** Goal of the exercise **
Lines that include the word "module" are the ones to copy.
· · · ·
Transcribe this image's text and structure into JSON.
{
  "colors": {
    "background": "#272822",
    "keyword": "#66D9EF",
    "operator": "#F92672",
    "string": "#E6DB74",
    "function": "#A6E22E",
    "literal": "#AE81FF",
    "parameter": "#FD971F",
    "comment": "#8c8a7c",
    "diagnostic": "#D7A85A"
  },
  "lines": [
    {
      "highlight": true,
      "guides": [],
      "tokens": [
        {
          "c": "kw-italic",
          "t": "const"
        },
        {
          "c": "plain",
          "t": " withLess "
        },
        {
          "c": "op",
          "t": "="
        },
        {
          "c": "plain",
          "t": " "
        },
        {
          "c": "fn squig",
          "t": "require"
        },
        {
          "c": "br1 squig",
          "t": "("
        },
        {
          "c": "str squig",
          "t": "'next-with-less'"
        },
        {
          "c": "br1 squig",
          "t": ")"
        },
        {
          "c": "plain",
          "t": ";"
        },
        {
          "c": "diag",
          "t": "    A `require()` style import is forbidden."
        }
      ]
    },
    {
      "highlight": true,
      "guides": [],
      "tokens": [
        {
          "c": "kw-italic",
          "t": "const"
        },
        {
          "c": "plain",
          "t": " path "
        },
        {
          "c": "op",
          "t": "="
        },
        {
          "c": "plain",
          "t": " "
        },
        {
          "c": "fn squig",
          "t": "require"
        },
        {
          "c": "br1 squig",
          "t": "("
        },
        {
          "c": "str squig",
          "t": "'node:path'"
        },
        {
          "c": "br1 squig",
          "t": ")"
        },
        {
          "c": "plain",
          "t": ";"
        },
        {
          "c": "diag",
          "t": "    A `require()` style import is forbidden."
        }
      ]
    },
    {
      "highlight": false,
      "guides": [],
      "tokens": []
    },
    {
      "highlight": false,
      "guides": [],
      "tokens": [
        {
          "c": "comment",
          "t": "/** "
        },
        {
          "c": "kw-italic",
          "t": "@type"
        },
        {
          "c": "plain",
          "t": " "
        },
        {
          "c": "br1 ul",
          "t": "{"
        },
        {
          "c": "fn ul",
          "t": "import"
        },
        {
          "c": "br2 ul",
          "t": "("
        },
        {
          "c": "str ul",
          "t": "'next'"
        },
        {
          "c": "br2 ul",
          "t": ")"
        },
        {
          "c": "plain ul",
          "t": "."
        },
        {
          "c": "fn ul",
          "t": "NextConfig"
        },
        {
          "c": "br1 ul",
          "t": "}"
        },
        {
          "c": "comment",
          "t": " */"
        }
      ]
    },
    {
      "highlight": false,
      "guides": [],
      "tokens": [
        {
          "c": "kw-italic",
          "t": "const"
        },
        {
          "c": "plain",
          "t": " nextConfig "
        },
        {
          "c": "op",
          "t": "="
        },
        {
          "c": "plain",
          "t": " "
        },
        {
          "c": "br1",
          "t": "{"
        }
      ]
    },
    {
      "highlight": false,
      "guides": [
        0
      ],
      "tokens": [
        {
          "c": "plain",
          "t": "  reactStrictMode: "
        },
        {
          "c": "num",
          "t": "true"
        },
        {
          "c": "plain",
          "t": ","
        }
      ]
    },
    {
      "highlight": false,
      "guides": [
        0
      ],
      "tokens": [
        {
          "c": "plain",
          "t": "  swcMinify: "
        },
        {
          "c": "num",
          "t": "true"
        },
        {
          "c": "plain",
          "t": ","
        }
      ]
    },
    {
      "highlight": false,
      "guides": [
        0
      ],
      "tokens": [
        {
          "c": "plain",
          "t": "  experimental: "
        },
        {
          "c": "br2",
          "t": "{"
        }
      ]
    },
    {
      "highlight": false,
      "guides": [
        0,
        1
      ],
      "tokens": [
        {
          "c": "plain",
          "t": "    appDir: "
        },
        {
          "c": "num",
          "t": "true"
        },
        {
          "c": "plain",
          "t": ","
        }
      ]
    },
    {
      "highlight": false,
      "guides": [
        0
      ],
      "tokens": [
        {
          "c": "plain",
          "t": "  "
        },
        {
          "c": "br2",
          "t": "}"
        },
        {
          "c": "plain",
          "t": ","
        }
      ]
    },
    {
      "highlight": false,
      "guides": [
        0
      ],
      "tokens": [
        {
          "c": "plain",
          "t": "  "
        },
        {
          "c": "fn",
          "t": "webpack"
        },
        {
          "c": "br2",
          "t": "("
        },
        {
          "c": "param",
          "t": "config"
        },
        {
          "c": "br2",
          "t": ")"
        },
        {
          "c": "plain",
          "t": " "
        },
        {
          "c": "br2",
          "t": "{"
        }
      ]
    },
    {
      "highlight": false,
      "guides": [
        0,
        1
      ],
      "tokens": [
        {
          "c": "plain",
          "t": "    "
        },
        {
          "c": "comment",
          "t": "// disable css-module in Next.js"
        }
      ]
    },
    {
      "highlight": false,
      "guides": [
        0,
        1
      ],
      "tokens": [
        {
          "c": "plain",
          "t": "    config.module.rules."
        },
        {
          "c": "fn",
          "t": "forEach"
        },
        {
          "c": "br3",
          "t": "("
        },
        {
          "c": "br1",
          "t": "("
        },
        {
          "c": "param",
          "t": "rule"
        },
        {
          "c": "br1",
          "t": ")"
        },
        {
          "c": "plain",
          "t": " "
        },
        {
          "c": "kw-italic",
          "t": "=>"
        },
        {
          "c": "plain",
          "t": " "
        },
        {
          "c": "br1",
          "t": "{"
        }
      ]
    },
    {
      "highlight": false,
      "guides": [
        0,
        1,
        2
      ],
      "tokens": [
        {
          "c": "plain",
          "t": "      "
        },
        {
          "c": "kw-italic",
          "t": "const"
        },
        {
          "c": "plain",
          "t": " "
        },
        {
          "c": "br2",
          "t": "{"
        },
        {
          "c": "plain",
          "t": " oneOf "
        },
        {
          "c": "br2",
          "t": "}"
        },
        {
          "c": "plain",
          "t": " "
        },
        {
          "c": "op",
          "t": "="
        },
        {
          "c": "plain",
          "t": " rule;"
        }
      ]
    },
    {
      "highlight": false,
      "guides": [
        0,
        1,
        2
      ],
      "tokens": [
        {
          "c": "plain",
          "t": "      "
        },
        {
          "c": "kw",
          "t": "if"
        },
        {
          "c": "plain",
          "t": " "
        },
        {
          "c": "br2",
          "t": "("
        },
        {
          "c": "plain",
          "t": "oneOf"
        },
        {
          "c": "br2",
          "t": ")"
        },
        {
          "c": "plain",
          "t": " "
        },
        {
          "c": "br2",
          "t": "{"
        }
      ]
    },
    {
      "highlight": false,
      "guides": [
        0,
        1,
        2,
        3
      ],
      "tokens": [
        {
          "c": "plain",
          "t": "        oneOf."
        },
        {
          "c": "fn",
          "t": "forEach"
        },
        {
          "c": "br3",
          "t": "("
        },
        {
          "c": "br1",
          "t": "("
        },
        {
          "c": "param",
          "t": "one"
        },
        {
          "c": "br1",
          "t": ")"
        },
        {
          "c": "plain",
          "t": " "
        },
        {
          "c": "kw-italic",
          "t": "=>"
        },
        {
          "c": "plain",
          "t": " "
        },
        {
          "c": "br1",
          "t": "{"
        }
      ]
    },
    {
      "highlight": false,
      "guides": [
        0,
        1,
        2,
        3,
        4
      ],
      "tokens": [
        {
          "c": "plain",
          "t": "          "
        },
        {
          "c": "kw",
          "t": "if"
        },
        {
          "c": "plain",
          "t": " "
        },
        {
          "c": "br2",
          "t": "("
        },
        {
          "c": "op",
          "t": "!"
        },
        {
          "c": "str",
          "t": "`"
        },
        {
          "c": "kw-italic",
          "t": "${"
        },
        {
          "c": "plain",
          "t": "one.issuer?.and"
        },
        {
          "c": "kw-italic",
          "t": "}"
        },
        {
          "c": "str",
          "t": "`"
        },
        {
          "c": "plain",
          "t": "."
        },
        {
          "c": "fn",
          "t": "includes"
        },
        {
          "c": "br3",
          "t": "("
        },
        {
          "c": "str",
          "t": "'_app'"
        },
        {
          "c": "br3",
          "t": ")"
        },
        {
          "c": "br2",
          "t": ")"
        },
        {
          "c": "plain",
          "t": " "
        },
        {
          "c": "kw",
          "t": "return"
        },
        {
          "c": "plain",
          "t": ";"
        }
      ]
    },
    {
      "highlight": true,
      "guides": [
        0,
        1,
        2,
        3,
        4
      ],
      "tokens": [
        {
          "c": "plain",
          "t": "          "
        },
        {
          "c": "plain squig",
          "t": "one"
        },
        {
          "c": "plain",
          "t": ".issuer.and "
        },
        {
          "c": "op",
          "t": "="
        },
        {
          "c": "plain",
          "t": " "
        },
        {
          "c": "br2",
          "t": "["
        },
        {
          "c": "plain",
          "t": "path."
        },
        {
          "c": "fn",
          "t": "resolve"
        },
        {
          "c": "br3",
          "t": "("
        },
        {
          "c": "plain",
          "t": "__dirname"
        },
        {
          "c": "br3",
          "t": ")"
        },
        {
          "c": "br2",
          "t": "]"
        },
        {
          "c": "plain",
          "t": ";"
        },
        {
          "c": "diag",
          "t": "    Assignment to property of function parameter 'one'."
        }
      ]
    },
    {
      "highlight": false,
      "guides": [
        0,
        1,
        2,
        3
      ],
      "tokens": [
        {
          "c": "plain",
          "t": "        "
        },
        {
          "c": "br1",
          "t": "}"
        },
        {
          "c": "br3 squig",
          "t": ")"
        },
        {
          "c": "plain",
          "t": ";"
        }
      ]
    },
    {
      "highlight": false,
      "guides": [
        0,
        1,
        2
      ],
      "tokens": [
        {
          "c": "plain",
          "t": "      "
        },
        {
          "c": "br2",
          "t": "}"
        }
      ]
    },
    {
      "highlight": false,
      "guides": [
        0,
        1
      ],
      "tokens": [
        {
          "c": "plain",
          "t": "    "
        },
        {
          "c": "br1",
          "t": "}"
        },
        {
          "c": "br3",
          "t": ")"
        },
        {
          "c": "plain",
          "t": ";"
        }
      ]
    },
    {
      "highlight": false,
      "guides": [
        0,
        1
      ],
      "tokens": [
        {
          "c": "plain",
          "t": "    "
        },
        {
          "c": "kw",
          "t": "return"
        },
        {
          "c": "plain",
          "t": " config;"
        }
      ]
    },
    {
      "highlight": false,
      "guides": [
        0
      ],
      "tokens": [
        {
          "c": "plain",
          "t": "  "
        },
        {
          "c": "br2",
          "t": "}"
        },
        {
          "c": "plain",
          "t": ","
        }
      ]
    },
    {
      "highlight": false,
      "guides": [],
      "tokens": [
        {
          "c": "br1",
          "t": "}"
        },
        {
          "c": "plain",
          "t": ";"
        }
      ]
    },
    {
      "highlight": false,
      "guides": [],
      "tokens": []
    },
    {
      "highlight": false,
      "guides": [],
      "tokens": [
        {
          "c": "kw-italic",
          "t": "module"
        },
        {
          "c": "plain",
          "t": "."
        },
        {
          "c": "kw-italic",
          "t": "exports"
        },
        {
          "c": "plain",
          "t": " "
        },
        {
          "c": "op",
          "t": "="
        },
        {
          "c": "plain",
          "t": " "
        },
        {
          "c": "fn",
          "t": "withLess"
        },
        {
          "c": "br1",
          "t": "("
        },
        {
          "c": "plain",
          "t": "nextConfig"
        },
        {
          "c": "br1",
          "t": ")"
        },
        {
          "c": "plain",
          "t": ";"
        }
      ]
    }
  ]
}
· · · ·
** Answer in full **
          "t": "// disable css-module in Next.js"
          "t": "    config.module.rules."
          "t": "module"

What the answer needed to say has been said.